Set exercise: Transcribe the records in full, keeping every character as it is.

=-=-=

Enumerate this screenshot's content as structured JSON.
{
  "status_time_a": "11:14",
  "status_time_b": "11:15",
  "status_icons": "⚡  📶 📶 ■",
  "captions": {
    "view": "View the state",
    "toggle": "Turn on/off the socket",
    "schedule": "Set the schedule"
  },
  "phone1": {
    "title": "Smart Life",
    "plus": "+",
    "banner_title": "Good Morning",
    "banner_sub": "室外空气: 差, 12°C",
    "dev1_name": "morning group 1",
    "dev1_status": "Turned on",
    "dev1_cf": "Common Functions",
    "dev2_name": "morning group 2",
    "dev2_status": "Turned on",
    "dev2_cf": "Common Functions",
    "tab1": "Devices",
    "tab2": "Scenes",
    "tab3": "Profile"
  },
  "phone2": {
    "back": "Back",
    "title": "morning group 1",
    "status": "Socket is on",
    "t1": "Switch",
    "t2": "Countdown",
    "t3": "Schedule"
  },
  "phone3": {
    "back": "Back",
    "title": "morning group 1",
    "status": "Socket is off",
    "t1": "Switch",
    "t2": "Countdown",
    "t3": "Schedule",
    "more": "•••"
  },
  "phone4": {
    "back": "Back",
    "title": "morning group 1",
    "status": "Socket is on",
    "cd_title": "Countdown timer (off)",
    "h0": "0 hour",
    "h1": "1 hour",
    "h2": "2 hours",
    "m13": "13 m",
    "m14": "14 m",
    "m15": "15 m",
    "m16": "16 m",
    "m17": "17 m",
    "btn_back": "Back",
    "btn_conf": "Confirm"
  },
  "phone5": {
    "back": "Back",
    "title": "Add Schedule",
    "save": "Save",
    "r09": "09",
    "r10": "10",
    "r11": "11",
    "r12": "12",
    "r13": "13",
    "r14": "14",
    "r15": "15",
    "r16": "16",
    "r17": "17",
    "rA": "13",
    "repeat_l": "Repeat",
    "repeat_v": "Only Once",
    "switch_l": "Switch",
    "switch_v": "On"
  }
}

=-=-=

Exercise output:
Enumerate this screenshot's content as structured JSON.
{
  "status_time_a": "11:14",
  "status_time_b": "11:15",
  "status_icons": "⚡  📶 📶 ■",
  "captions": {
    "view": "View the state",
    "toggle": "Turn on/off the socket",
    "schedule": "Set the schedule"
  },
  "phone1": {
    "title": "Smart Life",
    "plus": "+",
    "banner_title": "Good Morning",
    "banner_sub": "室外空气: 差, 12°C",
    "dev1_name": "morning group 1",
    "dev1_status": "Turned on",
    "dev1_cf": "Common Functions",
    "dev2_name": "morning group 2",
    "dev2_status": "Turned on",
    "dev2_cf": "Common Functions",
    "tab1": "Devices",
    "tab2": "Scenes",
    "tab3": "Profile"
  },
  "phone2": {
    "back": "Back",
    "title": "morning group 1",
    "status": "Socket is on",
    "t1": "Switch",
    "t2": "Countdown",
    "t3": "Schedule"
  },
  "phone3": {
    "back": "Back",
    "title": "morning group 1",
    "status": "Socket is off",
    "t1": "Switch",
    "t2": "Countdown",
    "t3": "Schedule",
    "more": "•••"
  },
  "phone4": {
    "back": "Back",
    "title": "morning group 1",
    "status": "Socket is on",
    "cd_title": "Countdown timer (off)",
    "h0": "0 hour",
    "h1": "1 hour",
    "h2": "2 hours",
    "m13": "13 m",
    "m14": "14 m",
    "m15": "15 m",
    "m16": "16 m",
    "m17": "17 m",
    "btn_back": "Back",
    "btn_conf": "Confirm"
  },
  "phone5": {
    "back": "Back",
    "title": "Add Schedule",
    "save": "Save",
    "r09": "09",
    "r10": "10",
    "r11": "11",
    "r12": "12",
    "r13": "13",
    "r14": "14",
    "r15": "15",
    "r16": "16",
    "r17": "17",
    "rA": "13",
    "repeat_l": "Repeat",
    "repeat_v": "Only Once",
    "switch_l": "Switch",
    "switch_v": "On"
  }
}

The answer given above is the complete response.